TASK INSTRUCTIONS
Leave out the pictures and repeat every record exactly.

- - - -

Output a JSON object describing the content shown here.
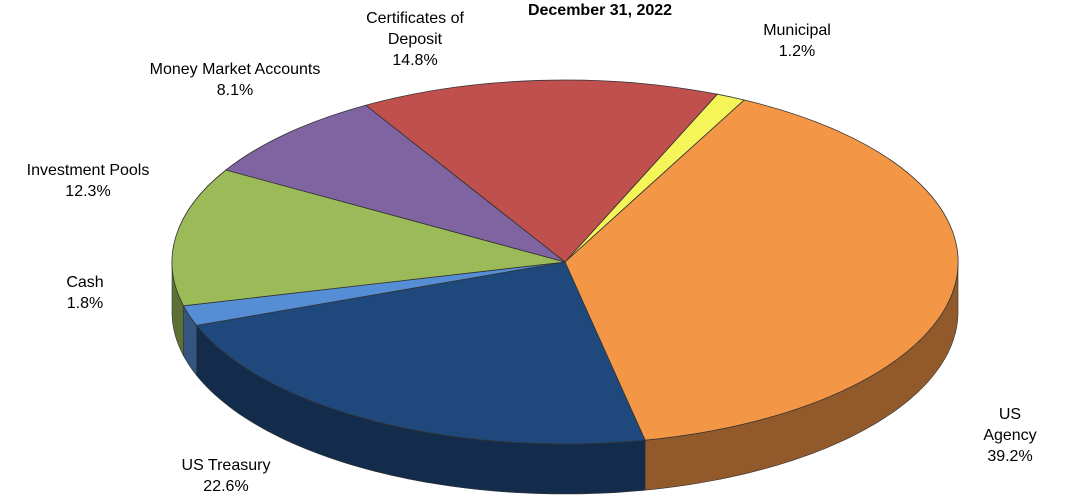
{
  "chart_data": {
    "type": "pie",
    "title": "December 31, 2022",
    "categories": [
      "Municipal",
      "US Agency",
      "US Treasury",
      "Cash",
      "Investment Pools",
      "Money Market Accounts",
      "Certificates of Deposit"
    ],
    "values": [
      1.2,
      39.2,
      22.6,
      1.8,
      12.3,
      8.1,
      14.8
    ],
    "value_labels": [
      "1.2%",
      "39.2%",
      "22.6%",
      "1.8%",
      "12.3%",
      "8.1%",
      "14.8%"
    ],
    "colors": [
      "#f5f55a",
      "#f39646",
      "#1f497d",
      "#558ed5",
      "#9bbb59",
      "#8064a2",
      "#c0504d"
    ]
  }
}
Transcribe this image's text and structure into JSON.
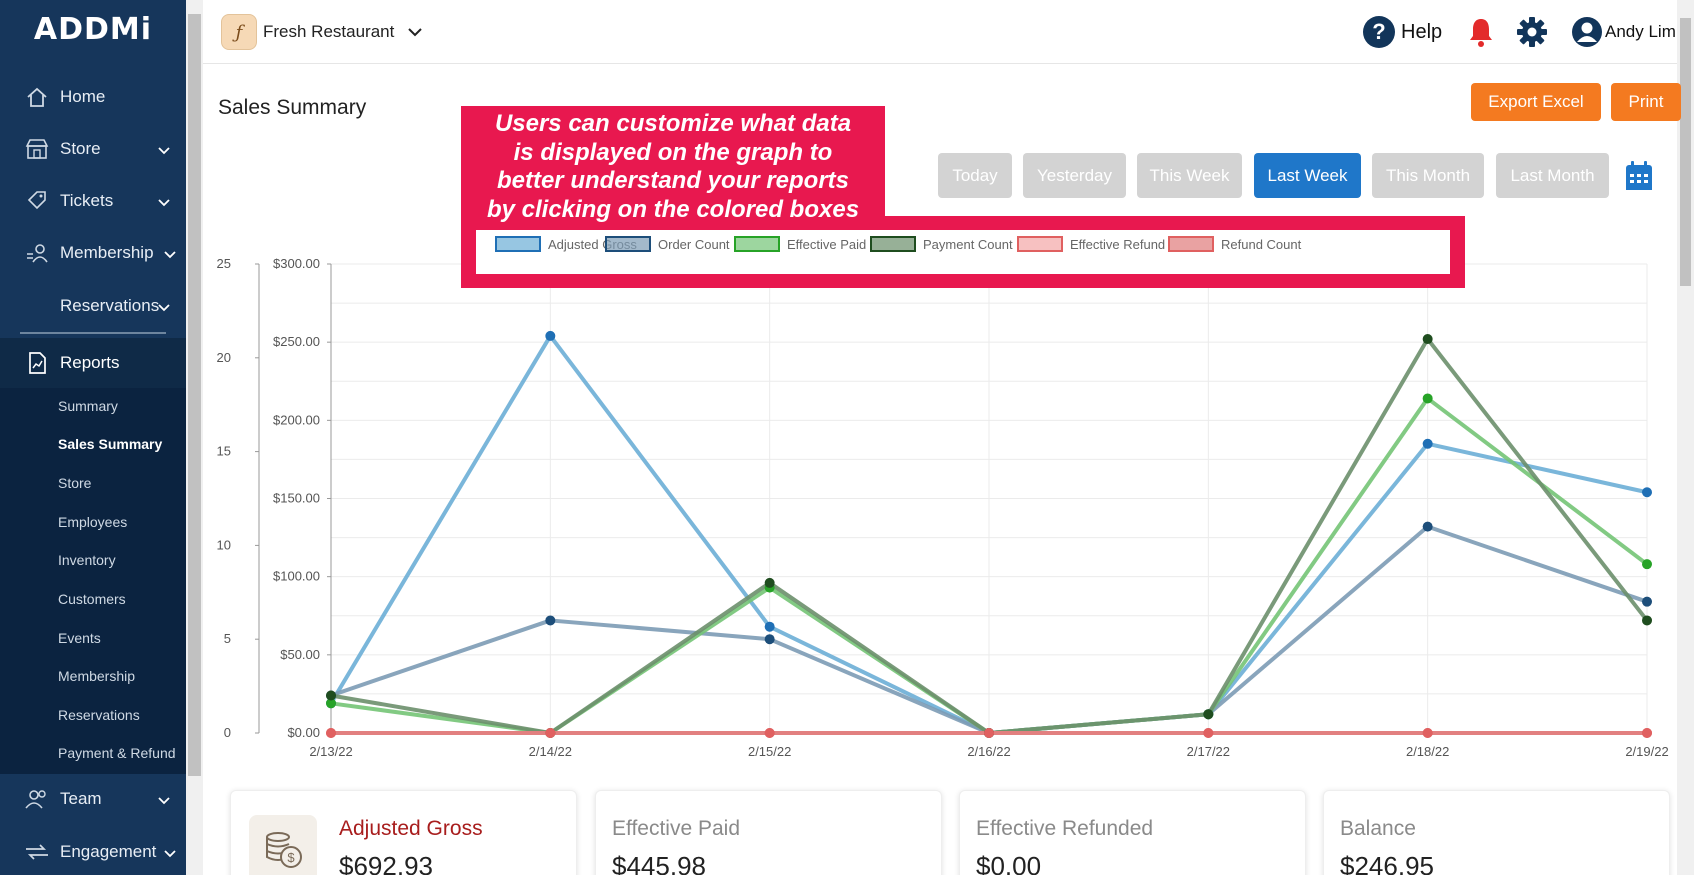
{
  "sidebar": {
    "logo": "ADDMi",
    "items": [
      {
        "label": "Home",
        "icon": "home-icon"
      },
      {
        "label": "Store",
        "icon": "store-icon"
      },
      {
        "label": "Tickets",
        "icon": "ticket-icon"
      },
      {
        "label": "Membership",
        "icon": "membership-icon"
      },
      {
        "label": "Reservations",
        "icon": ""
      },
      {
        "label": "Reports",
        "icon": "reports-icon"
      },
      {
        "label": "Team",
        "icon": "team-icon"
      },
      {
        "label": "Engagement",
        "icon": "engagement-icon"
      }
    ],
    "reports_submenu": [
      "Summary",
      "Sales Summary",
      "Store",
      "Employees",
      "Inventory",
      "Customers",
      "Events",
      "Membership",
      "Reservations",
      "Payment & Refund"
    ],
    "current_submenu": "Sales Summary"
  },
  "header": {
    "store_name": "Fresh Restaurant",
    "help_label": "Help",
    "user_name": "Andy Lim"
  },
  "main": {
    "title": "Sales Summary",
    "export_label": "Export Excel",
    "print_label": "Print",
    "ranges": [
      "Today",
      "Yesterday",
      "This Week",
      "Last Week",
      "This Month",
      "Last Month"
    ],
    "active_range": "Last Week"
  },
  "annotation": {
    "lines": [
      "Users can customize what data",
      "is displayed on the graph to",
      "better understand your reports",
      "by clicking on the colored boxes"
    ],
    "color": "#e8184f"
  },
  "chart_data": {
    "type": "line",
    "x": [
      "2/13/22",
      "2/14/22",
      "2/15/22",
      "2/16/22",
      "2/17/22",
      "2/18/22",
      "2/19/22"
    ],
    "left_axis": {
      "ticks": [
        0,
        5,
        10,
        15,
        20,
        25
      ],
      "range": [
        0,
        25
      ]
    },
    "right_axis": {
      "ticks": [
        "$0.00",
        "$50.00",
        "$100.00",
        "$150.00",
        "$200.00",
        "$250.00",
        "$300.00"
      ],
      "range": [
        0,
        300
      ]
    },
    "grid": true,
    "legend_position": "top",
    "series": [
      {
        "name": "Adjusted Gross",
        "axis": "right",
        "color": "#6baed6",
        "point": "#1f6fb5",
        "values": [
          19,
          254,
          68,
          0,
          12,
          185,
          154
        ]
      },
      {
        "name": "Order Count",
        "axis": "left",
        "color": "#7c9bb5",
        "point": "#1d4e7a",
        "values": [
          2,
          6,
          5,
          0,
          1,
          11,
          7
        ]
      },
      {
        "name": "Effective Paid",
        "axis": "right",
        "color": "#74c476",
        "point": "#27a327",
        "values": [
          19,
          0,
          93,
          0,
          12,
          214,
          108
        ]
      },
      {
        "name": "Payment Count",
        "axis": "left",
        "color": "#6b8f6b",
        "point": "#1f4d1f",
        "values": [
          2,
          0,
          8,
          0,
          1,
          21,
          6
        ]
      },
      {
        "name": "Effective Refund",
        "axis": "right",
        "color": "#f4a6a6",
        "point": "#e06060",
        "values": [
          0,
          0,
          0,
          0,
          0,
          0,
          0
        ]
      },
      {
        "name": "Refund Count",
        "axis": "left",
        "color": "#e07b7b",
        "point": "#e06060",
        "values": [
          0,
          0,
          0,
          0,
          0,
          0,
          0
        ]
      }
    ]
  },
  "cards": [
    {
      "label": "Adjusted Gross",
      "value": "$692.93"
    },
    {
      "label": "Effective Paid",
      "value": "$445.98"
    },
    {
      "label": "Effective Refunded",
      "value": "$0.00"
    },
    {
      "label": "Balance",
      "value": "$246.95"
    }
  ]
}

- - - -

FINAL RESULT
Output a JSON object describing the content shown here.
{
  "chart_data": {
    "type": "pie",
    "title": "December 31, 2022",
    "categories": [
      "Municipal",
      "US Agency",
      "US Treasury",
      "Cash",
      "Investment Pools",
      "Money Market Accounts",
      "Certificates of Deposit"
    ],
    "values": [
      1.2,
      39.2,
      22.6,
      1.8,
      12.3,
      8.1,
      14.8
    ],
    "value_labels": [
      "1.2%",
      "39.2%",
      "22.6%",
      "1.8%",
      "12.3%",
      "8.1%",
      "14.8%"
    ],
    "colors": [
      "#f5f55a",
      "#f39646",
      "#1f497d",
      "#558ed5",
      "#9bbb59",
      "#8064a2",
      "#c0504d"
    ]
  }
}
Transcribe this image's text and structure into JSON.
{
  "sidebar": {
    "logo": "ADDMi",
    "items": [
      {
        "label": "Home",
        "icon": "home-icon"
      },
      {
        "label": "Store",
        "icon": "store-icon"
      },
      {
        "label": "Tickets",
        "icon": "ticket-icon"
      },
      {
        "label": "Membership",
        "icon": "membership-icon"
      },
      {
        "label": "Reservations",
        "icon": ""
      },
      {
        "label": "Reports",
        "icon": "reports-icon"
      },
      {
        "label": "Team",
        "icon": "team-icon"
      },
      {
        "label": "Engagement",
        "icon": "engagement-icon"
      }
    ],
    "reports_submenu": [
      "Summary",
      "Sales Summary",
      "Store",
      "Employees",
      "Inventory",
      "Customers",
      "Events",
      "Membership",
      "Reservations",
      "Payment & Refund"
    ],
    "current_submenu": "Sales Summary"
  },
  "header": {
    "store_name": "Fresh Restaurant",
    "help_label": "Help",
    "user_name": "Andy Lim"
  },
  "main": {
    "title": "Sales Summary",
    "export_label": "Export Excel",
    "print_label": "Print",
    "ranges": [
      "Today",
      "Yesterday",
      "This Week",
      "Last Week",
      "This Month",
      "Last Month"
    ],
    "active_range": "Last Week"
  },
  "annotation": {
    "lines": [
      "Users can customize what data",
      "is displayed on the graph to",
      "better understand your reports",
      "by clicking on the colored boxes"
    ],
    "color": "#e8184f"
  },
  "chart_data": {
    "type": "line",
    "x": [
      "2/13/22",
      "2/14/22",
      "2/15/22",
      "2/16/22",
      "2/17/22",
      "2/18/22",
      "2/19/22"
    ],
    "left_axis": {
      "ticks": [
        0,
        5,
        10,
        15,
        20,
        25
      ],
      "range": [
        0,
        25
      ]
    },
    "right_axis": {
      "ticks": [
        "$0.00",
        "$50.00",
        "$100.00",
        "$150.00",
        "$200.00",
        "$250.00",
        "$300.00"
      ],
      "range": [
        0,
        300
      ]
    },
    "grid": true,
    "legend_position": "top",
    "series": [
      {
        "name": "Adjusted Gross",
        "axis": "right",
        "color": "#6baed6",
        "point": "#1f6fb5",
        "values": [
          19,
          254,
          68,
          0,
          12,
          185,
          154
        ]
      },
      {
        "name": "Order Count",
        "axis": "left",
        "color": "#7c9bb5",
        "point": "#1d4e7a",
        "values": [
          2,
          6,
          5,
          0,
          1,
          11,
          7
        ]
      },
      {
        "name": "Effective Paid",
        "axis": "right",
        "color": "#74c476",
        "point": "#27a327",
        "values": [
          19,
          0,
          93,
          0,
          12,
          214,
          108
        ]
      },
      {
        "name": "Payment Count",
        "axis": "left",
        "color": "#6b8f6b",
        "point": "#1f4d1f",
        "values": [
          2,
          0,
          8,
          0,
          1,
          21,
          6
        ]
      },
      {
        "name": "Effective Refund",
        "axis": "right",
        "color": "#f4a6a6",
        "point": "#e06060",
        "values": [
          0,
          0,
          0,
          0,
          0,
          0,
          0
        ]
      },
      {
        "name": "Refund Count",
        "axis": "left",
        "color": "#e07b7b",
        "point": "#e06060",
        "values": [
          0,
          0,
          0,
          0,
          0,
          0,
          0
        ]
      }
    ]
  },
  "cards": [
    {
      "label": "Adjusted Gross",
      "value": "$692.93"
    },
    {
      "label": "Effective Paid",
      "value": "$445.98"
    },
    {
      "label": "Effective Refunded",
      "value": "$0.00"
    },
    {
      "label": "Balance",
      "value": "$246.95"
    }
  ]
}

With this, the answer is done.